Data shown
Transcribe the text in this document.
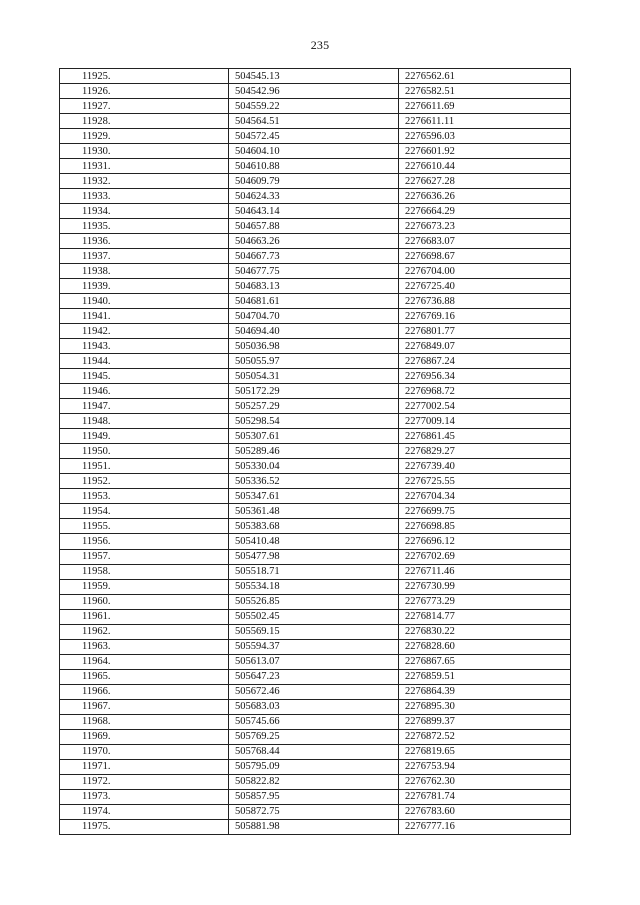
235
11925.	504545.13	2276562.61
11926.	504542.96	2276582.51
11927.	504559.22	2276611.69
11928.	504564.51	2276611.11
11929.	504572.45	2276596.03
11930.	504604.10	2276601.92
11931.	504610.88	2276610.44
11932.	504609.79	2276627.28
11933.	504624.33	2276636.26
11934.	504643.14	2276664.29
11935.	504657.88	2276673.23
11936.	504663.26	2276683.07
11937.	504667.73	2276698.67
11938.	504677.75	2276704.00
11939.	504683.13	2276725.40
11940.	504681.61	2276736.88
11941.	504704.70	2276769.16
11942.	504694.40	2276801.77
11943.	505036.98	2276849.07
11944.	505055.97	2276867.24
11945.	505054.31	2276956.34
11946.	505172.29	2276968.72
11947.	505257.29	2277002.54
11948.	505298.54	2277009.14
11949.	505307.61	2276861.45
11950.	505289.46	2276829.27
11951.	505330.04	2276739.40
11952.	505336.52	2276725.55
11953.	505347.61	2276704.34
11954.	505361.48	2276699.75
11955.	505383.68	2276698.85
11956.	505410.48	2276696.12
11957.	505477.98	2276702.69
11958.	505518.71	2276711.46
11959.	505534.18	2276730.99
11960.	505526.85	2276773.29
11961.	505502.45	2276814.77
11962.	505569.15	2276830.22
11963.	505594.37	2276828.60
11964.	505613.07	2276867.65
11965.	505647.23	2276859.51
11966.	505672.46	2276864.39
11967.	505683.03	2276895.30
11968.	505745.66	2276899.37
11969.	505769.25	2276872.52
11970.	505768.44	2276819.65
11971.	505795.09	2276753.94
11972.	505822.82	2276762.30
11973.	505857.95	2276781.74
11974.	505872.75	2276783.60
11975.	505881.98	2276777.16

What you are asked to do
Every record is to be reproduced exactly, with no pictures included.

Solution to the problem
Transcribe the text in this document.
235
11925.	504545.13	2276562.61
11926.	504542.96	2276582.51
11927.	504559.22	2276611.69
11928.	504564.51	2276611.11
11929.	504572.45	2276596.03
11930.	504604.10	2276601.92
11931.	504610.88	2276610.44
11932.	504609.79	2276627.28
11933.	504624.33	2276636.26
11934.	504643.14	2276664.29
11935.	504657.88	2276673.23
11936.	504663.26	2276683.07
11937.	504667.73	2276698.67
11938.	504677.75	2276704.00
11939.	504683.13	2276725.40
11940.	504681.61	2276736.88
11941.	504704.70	2276769.16
11942.	504694.40	2276801.77
11943.	505036.98	2276849.07
11944.	505055.97	2276867.24
11945.	505054.31	2276956.34
11946.	505172.29	2276968.72
11947.	505257.29	2277002.54
11948.	505298.54	2277009.14
11949.	505307.61	2276861.45
11950.	505289.46	2276829.27
11951.	505330.04	2276739.40
11952.	505336.52	2276725.55
11953.	505347.61	2276704.34
11954.	505361.48	2276699.75
11955.	505383.68	2276698.85
11956.	505410.48	2276696.12
11957.	505477.98	2276702.69
11958.	505518.71	2276711.46
11959.	505534.18	2276730.99
11960.	505526.85	2276773.29
11961.	505502.45	2276814.77
11962.	505569.15	2276830.22
11963.	505594.37	2276828.60
11964.	505613.07	2276867.65
11965.	505647.23	2276859.51
11966.	505672.46	2276864.39
11967.	505683.03	2276895.30
11968.	505745.66	2276899.37
11969.	505769.25	2276872.52
11970.	505768.44	2276819.65
11971.	505795.09	2276753.94
11972.	505822.82	2276762.30
11973.	505857.95	2276781.74
11974.	505872.75	2276783.60
11975.	505881.98	2276777.16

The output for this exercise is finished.